#### Directive:
All of the data should be output character for character, except the pictures.

#### Material shown:
<<<<

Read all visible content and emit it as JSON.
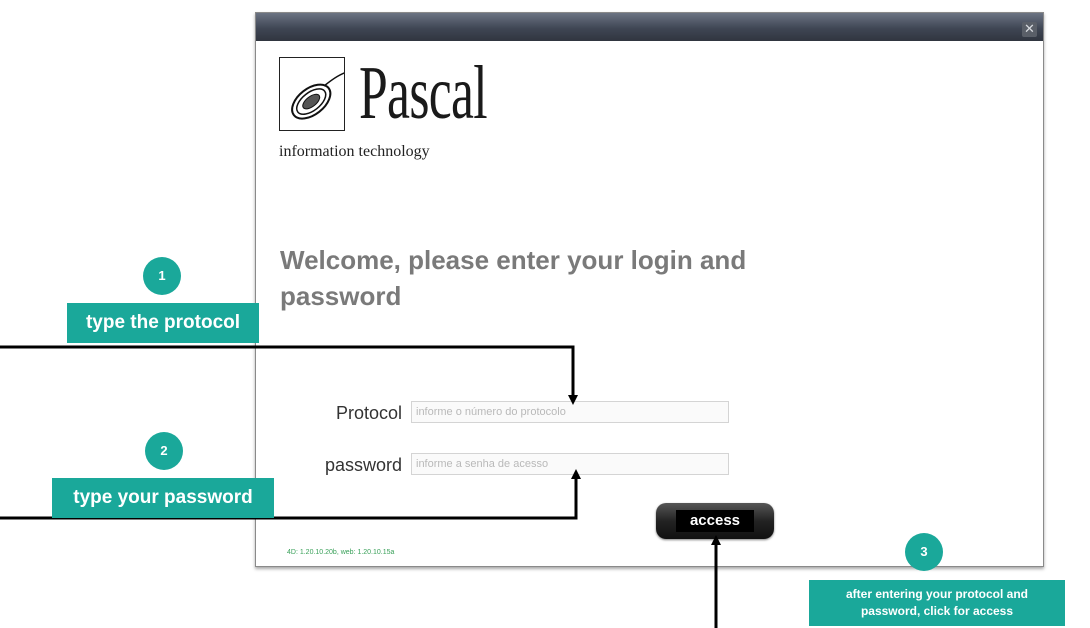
{
  "window": {
    "close_glyph": "✕",
    "logo": {
      "icon": "mouse-icon",
      "wordmark": "Pascal",
      "tagline": "information technology"
    },
    "welcome": "Welcome, please enter your login and password",
    "protocol": {
      "label": "Protocol",
      "placeholder": "informe o número do protocolo",
      "value": ""
    },
    "password": {
      "label": "password",
      "placeholder": "informe a senha de acesso",
      "value": ""
    },
    "access_label": "access",
    "version": "4D: 1.20.10.20b, web: 1.20.10.15a"
  },
  "annotations": {
    "accent_color": "#1aa89a",
    "steps": [
      {
        "number": "1",
        "text": "type the protocol"
      },
      {
        "number": "2",
        "text": "type your password"
      },
      {
        "number": "3",
        "text": "after entering your protocol and password, click for access"
      }
    ]
  }
}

>>>>

#### Final result:
Read all visible content and emit it as JSON.
{
  "window": {
    "close_glyph": "✕",
    "logo": {
      "icon": "mouse-icon",
      "wordmark": "Pascal",
      "tagline": "information technology"
    },
    "welcome": "Welcome, please enter your login and password",
    "protocol": {
      "label": "Protocol",
      "placeholder": "informe o número do protocolo",
      "value": ""
    },
    "password": {
      "label": "password",
      "placeholder": "informe a senha de acesso",
      "value": ""
    },
    "access_label": "access",
    "version": "4D: 1.20.10.20b, web: 1.20.10.15a"
  },
  "annotations": {
    "accent_color": "#1aa89a",
    "steps": [
      {
        "number": "1",
        "text": "type the protocol"
      },
      {
        "number": "2",
        "text": "type your password"
      },
      {
        "number": "3",
        "text": "after entering your protocol and password, click for access"
      }
    ]
  }
}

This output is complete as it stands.